#### Data shown ####
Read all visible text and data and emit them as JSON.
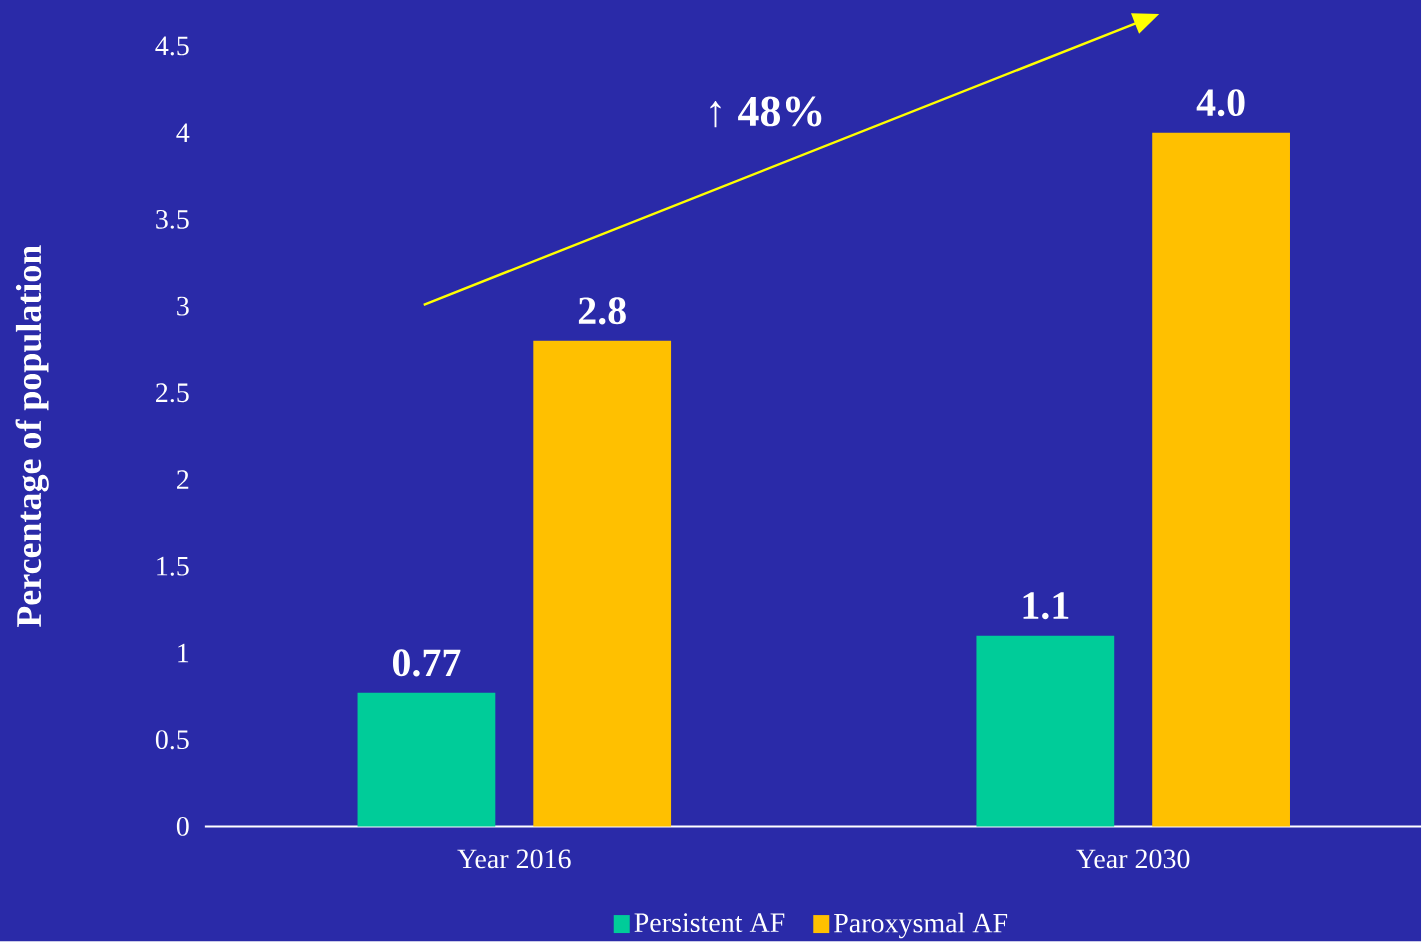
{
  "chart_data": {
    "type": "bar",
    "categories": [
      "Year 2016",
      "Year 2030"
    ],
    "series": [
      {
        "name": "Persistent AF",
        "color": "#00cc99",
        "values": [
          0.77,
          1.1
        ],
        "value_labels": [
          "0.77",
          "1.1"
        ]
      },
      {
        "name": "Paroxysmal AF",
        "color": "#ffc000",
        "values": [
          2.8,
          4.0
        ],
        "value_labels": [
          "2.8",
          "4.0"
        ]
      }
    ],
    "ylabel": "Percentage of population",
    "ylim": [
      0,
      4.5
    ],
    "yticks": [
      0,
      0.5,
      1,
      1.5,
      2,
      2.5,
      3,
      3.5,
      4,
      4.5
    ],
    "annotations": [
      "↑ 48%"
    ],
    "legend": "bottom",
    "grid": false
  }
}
####
#### Data shown ####
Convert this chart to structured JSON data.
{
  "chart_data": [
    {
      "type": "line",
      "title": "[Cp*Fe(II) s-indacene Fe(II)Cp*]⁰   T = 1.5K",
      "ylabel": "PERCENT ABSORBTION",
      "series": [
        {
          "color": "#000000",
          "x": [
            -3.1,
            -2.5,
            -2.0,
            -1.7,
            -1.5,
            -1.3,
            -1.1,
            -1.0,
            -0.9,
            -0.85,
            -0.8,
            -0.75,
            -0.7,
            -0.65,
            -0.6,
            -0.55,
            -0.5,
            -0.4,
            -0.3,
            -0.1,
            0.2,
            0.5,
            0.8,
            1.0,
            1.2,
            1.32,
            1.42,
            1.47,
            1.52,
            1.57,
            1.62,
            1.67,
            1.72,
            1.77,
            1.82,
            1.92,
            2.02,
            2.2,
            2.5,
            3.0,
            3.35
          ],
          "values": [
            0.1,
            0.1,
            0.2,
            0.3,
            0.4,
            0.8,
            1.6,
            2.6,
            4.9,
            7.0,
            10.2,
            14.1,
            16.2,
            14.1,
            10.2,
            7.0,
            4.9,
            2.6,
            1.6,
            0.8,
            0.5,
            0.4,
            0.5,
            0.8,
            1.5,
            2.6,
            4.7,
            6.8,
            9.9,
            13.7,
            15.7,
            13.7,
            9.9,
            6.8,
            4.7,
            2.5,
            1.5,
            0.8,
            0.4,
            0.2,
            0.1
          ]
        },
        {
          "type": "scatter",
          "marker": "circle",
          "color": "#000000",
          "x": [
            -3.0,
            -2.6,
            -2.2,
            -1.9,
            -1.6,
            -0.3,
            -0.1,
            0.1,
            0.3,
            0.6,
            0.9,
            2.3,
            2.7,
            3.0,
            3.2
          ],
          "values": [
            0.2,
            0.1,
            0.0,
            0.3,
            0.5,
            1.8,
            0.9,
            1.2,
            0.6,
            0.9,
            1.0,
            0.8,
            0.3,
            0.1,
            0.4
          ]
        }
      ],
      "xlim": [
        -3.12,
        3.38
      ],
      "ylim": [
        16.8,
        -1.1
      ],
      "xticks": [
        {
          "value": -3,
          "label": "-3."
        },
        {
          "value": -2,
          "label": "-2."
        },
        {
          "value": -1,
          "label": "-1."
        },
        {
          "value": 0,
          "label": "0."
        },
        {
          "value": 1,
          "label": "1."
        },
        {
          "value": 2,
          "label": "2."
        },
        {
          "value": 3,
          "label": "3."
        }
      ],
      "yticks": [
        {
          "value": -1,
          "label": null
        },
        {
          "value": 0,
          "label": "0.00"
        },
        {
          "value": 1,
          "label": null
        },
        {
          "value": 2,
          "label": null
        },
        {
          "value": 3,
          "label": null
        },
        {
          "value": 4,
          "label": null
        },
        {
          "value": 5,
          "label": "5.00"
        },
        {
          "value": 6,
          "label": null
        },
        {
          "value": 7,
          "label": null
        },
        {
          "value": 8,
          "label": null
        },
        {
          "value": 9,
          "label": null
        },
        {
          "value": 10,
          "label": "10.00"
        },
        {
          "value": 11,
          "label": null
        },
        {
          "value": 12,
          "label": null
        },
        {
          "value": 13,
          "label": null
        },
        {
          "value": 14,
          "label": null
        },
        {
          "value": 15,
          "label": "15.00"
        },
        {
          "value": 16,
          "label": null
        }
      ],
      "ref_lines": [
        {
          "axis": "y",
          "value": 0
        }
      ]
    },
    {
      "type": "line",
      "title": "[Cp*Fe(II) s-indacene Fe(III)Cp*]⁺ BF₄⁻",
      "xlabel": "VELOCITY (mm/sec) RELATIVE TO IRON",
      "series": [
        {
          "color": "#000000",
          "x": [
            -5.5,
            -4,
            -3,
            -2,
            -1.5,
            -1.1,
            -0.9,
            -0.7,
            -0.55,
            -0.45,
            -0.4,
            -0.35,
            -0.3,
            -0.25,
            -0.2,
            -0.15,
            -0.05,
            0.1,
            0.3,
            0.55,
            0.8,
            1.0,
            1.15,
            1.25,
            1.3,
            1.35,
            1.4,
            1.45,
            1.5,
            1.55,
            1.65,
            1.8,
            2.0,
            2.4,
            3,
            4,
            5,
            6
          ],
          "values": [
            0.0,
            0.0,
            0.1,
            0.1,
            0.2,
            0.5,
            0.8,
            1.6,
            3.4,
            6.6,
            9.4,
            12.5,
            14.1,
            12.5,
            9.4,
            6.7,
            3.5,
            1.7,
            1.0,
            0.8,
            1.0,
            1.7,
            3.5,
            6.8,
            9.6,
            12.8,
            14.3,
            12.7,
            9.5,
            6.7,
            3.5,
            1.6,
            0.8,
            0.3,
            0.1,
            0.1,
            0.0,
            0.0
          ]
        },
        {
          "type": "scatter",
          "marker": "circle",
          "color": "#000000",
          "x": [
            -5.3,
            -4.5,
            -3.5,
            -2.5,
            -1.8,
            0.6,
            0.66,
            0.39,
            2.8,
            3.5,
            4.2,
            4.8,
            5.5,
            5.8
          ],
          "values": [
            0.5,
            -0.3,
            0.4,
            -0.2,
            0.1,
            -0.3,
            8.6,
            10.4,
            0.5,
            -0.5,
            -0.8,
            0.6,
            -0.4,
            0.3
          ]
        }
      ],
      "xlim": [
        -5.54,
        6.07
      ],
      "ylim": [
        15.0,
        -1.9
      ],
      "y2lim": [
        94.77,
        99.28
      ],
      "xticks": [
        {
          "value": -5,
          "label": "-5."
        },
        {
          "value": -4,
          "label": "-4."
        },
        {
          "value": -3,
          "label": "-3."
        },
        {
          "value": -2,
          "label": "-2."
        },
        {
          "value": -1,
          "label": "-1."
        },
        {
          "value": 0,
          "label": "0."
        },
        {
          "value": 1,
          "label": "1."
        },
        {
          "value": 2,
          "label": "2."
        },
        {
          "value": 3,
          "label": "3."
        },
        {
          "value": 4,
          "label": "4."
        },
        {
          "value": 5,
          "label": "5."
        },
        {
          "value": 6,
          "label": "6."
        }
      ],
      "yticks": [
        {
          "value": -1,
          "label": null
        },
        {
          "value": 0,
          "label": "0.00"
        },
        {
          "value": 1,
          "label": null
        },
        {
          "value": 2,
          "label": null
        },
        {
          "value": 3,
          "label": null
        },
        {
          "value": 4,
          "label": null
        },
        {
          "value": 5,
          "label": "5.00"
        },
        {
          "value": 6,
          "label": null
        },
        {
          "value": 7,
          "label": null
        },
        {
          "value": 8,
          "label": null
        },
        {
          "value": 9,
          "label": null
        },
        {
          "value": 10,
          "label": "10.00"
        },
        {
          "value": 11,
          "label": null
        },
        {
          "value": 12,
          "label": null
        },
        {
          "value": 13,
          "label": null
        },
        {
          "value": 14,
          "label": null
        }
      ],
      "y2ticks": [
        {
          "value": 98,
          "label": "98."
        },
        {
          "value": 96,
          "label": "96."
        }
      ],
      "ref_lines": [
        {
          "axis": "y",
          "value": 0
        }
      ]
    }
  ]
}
####
> _Objective_:
Look through the data and gather every line with the string "name" in it.

> _Answer for this exercise_:
        "name": "Persistent AF",
        "name": "Paroxysmal AF",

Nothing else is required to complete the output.